[Given request]:
Rewrite the entries below, changing every occurrence of "candle-body" to "candlestick-body" and leaving all other text the same.

[Task input]:
• • • •

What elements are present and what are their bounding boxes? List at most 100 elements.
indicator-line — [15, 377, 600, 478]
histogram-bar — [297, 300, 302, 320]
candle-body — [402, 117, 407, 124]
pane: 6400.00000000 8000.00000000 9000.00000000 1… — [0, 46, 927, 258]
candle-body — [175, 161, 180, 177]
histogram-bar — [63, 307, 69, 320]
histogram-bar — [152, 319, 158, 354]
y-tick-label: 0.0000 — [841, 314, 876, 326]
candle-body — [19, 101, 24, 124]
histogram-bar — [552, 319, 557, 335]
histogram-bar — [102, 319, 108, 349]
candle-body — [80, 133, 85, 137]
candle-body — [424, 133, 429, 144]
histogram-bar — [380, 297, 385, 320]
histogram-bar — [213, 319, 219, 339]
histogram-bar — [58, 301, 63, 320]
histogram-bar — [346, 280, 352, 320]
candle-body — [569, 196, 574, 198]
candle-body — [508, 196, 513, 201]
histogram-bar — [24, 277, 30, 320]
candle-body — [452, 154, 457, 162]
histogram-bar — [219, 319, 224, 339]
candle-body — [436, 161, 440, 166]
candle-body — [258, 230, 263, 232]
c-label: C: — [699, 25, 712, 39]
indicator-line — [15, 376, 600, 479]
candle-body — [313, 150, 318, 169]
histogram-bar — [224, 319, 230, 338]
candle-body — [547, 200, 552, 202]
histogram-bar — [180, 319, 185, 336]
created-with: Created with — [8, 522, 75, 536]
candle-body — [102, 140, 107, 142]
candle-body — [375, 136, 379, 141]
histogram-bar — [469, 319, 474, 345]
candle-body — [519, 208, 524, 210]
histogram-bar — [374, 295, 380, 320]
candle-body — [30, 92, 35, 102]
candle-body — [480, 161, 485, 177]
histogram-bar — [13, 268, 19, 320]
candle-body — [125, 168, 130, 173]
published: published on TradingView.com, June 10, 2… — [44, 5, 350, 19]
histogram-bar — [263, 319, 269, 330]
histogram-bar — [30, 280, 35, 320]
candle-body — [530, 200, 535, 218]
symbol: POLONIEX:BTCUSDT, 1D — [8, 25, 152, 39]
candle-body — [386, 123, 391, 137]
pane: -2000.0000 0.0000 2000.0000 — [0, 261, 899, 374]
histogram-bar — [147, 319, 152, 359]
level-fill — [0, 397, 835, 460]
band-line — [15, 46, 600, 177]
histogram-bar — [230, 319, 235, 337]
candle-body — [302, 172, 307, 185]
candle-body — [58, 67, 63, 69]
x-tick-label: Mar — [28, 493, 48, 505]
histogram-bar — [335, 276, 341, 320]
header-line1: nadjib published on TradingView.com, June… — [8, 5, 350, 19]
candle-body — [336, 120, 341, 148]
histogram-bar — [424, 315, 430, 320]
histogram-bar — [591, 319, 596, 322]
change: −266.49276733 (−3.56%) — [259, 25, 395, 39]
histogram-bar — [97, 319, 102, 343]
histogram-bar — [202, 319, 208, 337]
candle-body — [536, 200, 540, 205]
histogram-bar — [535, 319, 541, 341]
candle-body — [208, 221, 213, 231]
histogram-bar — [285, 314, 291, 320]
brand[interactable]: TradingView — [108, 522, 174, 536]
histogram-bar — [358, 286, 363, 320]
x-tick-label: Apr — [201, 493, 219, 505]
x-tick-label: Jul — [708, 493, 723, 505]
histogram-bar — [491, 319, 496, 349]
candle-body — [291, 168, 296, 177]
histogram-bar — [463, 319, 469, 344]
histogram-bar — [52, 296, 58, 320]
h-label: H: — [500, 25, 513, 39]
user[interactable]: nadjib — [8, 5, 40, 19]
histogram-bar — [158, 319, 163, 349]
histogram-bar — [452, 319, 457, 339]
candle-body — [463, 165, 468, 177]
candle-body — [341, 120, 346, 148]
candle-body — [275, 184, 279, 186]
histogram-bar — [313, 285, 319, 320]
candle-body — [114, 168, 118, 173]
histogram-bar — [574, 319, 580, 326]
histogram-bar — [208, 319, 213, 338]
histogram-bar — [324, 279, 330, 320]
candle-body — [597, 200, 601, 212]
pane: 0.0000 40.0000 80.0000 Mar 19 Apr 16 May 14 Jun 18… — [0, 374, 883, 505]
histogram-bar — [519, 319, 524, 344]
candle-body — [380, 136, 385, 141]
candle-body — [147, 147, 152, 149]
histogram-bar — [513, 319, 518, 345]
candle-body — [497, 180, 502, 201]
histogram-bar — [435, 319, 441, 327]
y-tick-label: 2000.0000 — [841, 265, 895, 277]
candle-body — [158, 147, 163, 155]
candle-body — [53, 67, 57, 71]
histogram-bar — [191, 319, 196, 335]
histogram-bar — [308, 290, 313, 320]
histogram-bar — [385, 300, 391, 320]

• • • •

[Exercise answer]:
What elements are present and what are their bounding boxes? List at most 100 elements.
indicator-line — [15, 377, 600, 478]
histogram-bar — [297, 300, 302, 320]
candlestick-body — [402, 117, 407, 124]
pane: 6400.00000000 8000.00000000 9000.00000000 1… — [0, 46, 927, 258]
candlestick-body — [175, 161, 180, 177]
histogram-bar — [63, 307, 69, 320]
histogram-bar — [152, 319, 158, 354]
y-tick-label: 0.0000 — [841, 314, 876, 326]
candlestick-body — [19, 101, 24, 124]
histogram-bar — [552, 319, 557, 335]
histogram-bar — [102, 319, 108, 349]
candlestick-body — [80, 133, 85, 137]
candlestick-body — [424, 133, 429, 144]
histogram-bar — [380, 297, 385, 320]
histogram-bar — [213, 319, 219, 339]
histogram-bar — [58, 301, 63, 320]
histogram-bar — [346, 280, 352, 320]
candlestick-body — [569, 196, 574, 198]
candlestick-body — [508, 196, 513, 201]
histogram-bar — [24, 277, 30, 320]
candlestick-body — [452, 154, 457, 162]
histogram-bar — [219, 319, 224, 339]
candlestick-body — [436, 161, 440, 166]
candlestick-body — [258, 230, 263, 232]
c-label: C: — [699, 25, 712, 39]
indicator-line — [15, 376, 600, 479]
candlestick-body — [313, 150, 318, 169]
histogram-bar — [224, 319, 230, 338]
candlestick-body — [547, 200, 552, 202]
histogram-bar — [180, 319, 185, 336]
created-with: Created with — [8, 522, 75, 536]
candlestick-body — [102, 140, 107, 142]
candlestick-body — [375, 136, 379, 141]
histogram-bar — [469, 319, 474, 345]
candlestick-body — [519, 208, 524, 210]
histogram-bar — [374, 295, 380, 320]
candlestick-body — [30, 92, 35, 102]
candlestick-body — [480, 161, 485, 177]
histogram-bar — [13, 268, 19, 320]
candlestick-body — [125, 168, 130, 173]
published: published on TradingView.com, June 10, 2… — [44, 5, 350, 19]
histogram-bar — [263, 319, 269, 330]
histogram-bar — [30, 280, 35, 320]
candlestick-body — [530, 200, 535, 218]
symbol: POLONIEX:BTCUSDT, 1D — [8, 25, 152, 39]
candlestick-body — [386, 123, 391, 137]
pane: -2000.0000 0.0000 2000.0000 — [0, 261, 899, 374]
histogram-bar — [147, 319, 152, 359]
level-fill — [0, 397, 835, 460]
band-line — [15, 46, 600, 177]
histogram-bar — [230, 319, 235, 337]
candlestick-body — [302, 172, 307, 185]
candlestick-body — [58, 67, 63, 69]
x-tick-label: Mar — [28, 493, 48, 505]
histogram-bar — [335, 276, 341, 320]
header-line1: nadjib published on TradingView.com, June… — [8, 5, 350, 19]
candlestick-body — [336, 120, 341, 148]
histogram-bar — [424, 315, 430, 320]
histogram-bar — [591, 319, 596, 322]
change: −266.49276733 (−3.56%) — [259, 25, 395, 39]
histogram-bar — [97, 319, 102, 343]
histogram-bar — [202, 319, 208, 337]
candlestick-body — [536, 200, 540, 205]
histogram-bar — [535, 319, 541, 341]
candlestick-body — [208, 221, 213, 231]
histogram-bar — [285, 314, 291, 320]
brand[interactable]: TradingView — [108, 522, 174, 536]
histogram-bar — [358, 286, 363, 320]
x-tick-label: Apr — [201, 493, 219, 505]
x-tick-label: Jul — [708, 493, 723, 505]
histogram-bar — [491, 319, 496, 349]
candlestick-body — [291, 168, 296, 177]
histogram-bar — [463, 319, 469, 344]
histogram-bar — [52, 296, 58, 320]
h-label: H: — [500, 25, 513, 39]
user[interactable]: nadjib — [8, 5, 40, 19]
histogram-bar — [158, 319, 163, 349]
histogram-bar — [452, 319, 457, 339]
candlestick-body — [463, 165, 468, 177]
candlestick-body — [341, 120, 346, 148]
candlestick-body — [275, 184, 279, 186]
histogram-bar — [313, 285, 319, 320]
candlestick-body — [114, 168, 118, 173]
histogram-bar — [574, 319, 580, 326]
histogram-bar — [208, 319, 213, 338]
histogram-bar — [324, 279, 330, 320]
candlestick-body — [597, 200, 601, 212]
pane: 0.0000 40.0000 80.0000 Mar 19 Apr 16 May 14 Jun 18… — [0, 374, 883, 505]
histogram-bar — [519, 319, 524, 344]
candlestick-body — [380, 136, 385, 141]
candlestick-body — [147, 147, 152, 149]
histogram-bar — [513, 319, 518, 345]
candlestick-body — [497, 180, 502, 201]
histogram-bar — [435, 319, 441, 327]
y-tick-label: 2000.0000 — [841, 265, 895, 277]
candlestick-body — [158, 147, 163, 155]
candlestick-body — [53, 67, 57, 71]
histogram-bar — [191, 319, 196, 335]
histogram-bar — [308, 290, 313, 320]
histogram-bar — [385, 300, 391, 320]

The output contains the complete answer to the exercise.